◆ DIRECTIVE
Please quote these items back line for line, keeping every character as it appears.
>> BEGIN
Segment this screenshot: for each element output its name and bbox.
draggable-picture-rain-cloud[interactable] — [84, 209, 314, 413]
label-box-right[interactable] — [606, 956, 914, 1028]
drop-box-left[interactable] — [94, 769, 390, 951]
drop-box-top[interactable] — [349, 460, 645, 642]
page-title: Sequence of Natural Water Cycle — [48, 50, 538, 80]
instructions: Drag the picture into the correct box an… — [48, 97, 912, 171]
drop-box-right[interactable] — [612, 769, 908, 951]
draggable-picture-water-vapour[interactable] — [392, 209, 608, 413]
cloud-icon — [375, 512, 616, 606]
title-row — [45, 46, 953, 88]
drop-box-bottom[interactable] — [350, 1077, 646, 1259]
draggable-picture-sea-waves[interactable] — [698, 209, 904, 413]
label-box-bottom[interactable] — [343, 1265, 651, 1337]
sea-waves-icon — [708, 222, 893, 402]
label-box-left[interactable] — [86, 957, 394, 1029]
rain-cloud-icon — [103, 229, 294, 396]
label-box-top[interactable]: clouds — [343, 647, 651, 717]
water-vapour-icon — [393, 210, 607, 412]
>> END
◆ SOLVED EXERCISE
Segment this screenshot: for each element output its name and bbox.
draggable-picture-rain-cloud[interactable] — [84, 209, 314, 413]
label-box-right[interactable] — [606, 956, 914, 1028]
drop-box-left[interactable] — [94, 769, 390, 951]
drop-box-top[interactable] — [349, 460, 645, 642]
page-title: Sequence of Natural Water Cycle — [48, 50, 538, 80]
instructions: Drag the picture into the correct box an… — [48, 97, 912, 171]
drop-box-right[interactable] — [612, 769, 908, 951]
draggable-picture-water-vapour[interactable] — [392, 209, 608, 413]
cloud-icon — [375, 512, 616, 606]
title-row — [45, 46, 953, 88]
drop-box-bottom[interactable] — [350, 1077, 646, 1259]
draggable-picture-sea-waves[interactable] — [698, 209, 904, 413]
label-box-bottom[interactable] — [343, 1265, 651, 1337]
sea-waves-icon — [708, 222, 893, 402]
label-box-left[interactable] — [86, 957, 394, 1029]
rain-cloud-icon — [103, 229, 294, 396]
label-box-top[interactable]: clouds — [343, 647, 651, 717]
water-vapour-icon — [393, 210, 607, 412]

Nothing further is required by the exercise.